DIRECTION:
Please reproduce every record, keeping each one exactly as written.

Figure contents as structured data:
—————

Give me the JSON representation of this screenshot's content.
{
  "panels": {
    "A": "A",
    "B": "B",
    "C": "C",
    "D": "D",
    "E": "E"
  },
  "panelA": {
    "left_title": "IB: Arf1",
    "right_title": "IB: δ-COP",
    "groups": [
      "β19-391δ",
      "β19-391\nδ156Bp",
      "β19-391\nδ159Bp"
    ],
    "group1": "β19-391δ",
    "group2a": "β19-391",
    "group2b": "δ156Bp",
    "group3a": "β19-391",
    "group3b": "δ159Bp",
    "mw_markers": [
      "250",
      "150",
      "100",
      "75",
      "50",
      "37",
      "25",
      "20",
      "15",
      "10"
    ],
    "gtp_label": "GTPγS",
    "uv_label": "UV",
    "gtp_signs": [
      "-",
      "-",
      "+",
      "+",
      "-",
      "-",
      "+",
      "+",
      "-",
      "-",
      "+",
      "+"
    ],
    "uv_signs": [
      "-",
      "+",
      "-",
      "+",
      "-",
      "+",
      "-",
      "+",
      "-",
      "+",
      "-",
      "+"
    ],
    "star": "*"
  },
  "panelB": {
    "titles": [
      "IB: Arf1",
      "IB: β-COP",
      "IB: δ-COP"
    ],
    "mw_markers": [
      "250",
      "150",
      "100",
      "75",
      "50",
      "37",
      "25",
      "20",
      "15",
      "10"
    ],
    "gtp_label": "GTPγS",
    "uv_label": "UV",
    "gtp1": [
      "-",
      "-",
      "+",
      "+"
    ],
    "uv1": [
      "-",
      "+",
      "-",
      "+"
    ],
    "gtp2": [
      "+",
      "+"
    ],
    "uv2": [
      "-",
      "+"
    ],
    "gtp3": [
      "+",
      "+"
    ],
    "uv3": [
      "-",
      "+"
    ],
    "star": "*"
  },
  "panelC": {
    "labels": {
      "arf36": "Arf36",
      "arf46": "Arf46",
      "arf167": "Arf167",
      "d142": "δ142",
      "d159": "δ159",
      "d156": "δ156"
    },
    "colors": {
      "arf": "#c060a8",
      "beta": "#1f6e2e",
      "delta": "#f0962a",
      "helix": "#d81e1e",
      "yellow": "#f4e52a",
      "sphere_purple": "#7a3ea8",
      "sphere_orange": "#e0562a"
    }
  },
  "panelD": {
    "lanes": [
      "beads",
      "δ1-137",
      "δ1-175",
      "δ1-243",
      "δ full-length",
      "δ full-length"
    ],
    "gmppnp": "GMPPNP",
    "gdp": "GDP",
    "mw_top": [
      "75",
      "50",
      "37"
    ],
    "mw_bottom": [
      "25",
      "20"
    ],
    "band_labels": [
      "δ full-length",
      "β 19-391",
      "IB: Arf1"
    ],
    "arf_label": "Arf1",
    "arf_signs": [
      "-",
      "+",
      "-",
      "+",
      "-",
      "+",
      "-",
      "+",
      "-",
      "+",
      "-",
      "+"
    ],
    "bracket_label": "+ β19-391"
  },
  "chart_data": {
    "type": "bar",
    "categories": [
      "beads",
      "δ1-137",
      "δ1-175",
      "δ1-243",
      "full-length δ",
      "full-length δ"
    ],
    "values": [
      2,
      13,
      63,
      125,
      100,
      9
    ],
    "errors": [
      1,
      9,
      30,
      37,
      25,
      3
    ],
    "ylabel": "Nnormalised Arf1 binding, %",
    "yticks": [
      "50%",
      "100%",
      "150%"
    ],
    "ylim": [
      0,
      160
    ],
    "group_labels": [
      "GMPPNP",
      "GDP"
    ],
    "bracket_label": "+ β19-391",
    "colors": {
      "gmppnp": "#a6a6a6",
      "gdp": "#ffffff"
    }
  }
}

—————

REPLY TO THE EXERCISE:
Give me the JSON representation of this screenshot's content.
{
  "panels": {
    "A": "A",
    "B": "B",
    "C": "C",
    "D": "D",
    "E": "E"
  },
  "panelA": {
    "left_title": "IB: Arf1",
    "right_title": "IB: δ-COP",
    "groups": [
      "β19-391δ",
      "β19-391\nδ156Bp",
      "β19-391\nδ159Bp"
    ],
    "group1": "β19-391δ",
    "group2a": "β19-391",
    "group2b": "δ156Bp",
    "group3a": "β19-391",
    "group3b": "δ159Bp",
    "mw_markers": [
      "250",
      "150",
      "100",
      "75",
      "50",
      "37",
      "25",
      "20",
      "15",
      "10"
    ],
    "gtp_label": "GTPγS",
    "uv_label": "UV",
    "gtp_signs": [
      "-",
      "-",
      "+",
      "+",
      "-",
      "-",
      "+",
      "+",
      "-",
      "-",
      "+",
      "+"
    ],
    "uv_signs": [
      "-",
      "+",
      "-",
      "+",
      "-",
      "+",
      "-",
      "+",
      "-",
      "+",
      "-",
      "+"
    ],
    "star": "*"
  },
  "panelB": {
    "titles": [
      "IB: Arf1",
      "IB: β-COP",
      "IB: δ-COP"
    ],
    "mw_markers": [
      "250",
      "150",
      "100",
      "75",
      "50",
      "37",
      "25",
      "20",
      "15",
      "10"
    ],
    "gtp_label": "GTPγS",
    "uv_label": "UV",
    "gtp1": [
      "-",
      "-",
      "+",
      "+"
    ],
    "uv1": [
      "-",
      "+",
      "-",
      "+"
    ],
    "gtp2": [
      "+",
      "+"
    ],
    "uv2": [
      "-",
      "+"
    ],
    "gtp3": [
      "+",
      "+"
    ],
    "uv3": [
      "-",
      "+"
    ],
    "star": "*"
  },
  "panelC": {
    "labels": {
      "arf36": "Arf36",
      "arf46": "Arf46",
      "arf167": "Arf167",
      "d142": "δ142",
      "d159": "δ159",
      "d156": "δ156"
    },
    "colors": {
      "arf": "#c060a8",
      "beta": "#1f6e2e",
      "delta": "#f0962a",
      "helix": "#d81e1e",
      "yellow": "#f4e52a",
      "sphere_purple": "#7a3ea8",
      "sphere_orange": "#e0562a"
    }
  },
  "panelD": {
    "lanes": [
      "beads",
      "δ1-137",
      "δ1-175",
      "δ1-243",
      "δ full-length",
      "δ full-length"
    ],
    "gmppnp": "GMPPNP",
    "gdp": "GDP",
    "mw_top": [
      "75",
      "50",
      "37"
    ],
    "mw_bottom": [
      "25",
      "20"
    ],
    "band_labels": [
      "δ full-length",
      "β 19-391",
      "IB: Arf1"
    ],
    "arf_label": "Arf1",
    "arf_signs": [
      "-",
      "+",
      "-",
      "+",
      "-",
      "+",
      "-",
      "+",
      "-",
      "+",
      "-",
      "+"
    ],
    "bracket_label": "+ β19-391"
  },
  "chart_data": {
    "type": "bar",
    "categories": [
      "beads",
      "δ1-137",
      "δ1-175",
      "δ1-243",
      "full-length δ",
      "full-length δ"
    ],
    "values": [
      2,
      13,
      63,
      125,
      100,
      9
    ],
    "errors": [
      1,
      9,
      30,
      37,
      25,
      3
    ],
    "ylabel": "Nnormalised Arf1 binding, %",
    "yticks": [
      "50%",
      "100%",
      "150%"
    ],
    "ylim": [
      0,
      160
    ],
    "group_labels": [
      "GMPPNP",
      "GDP"
    ],
    "bracket_label": "+ β19-391",
    "colors": {
      "gmppnp": "#a6a6a6",
      "gdp": "#ffffff"
    }
  }
}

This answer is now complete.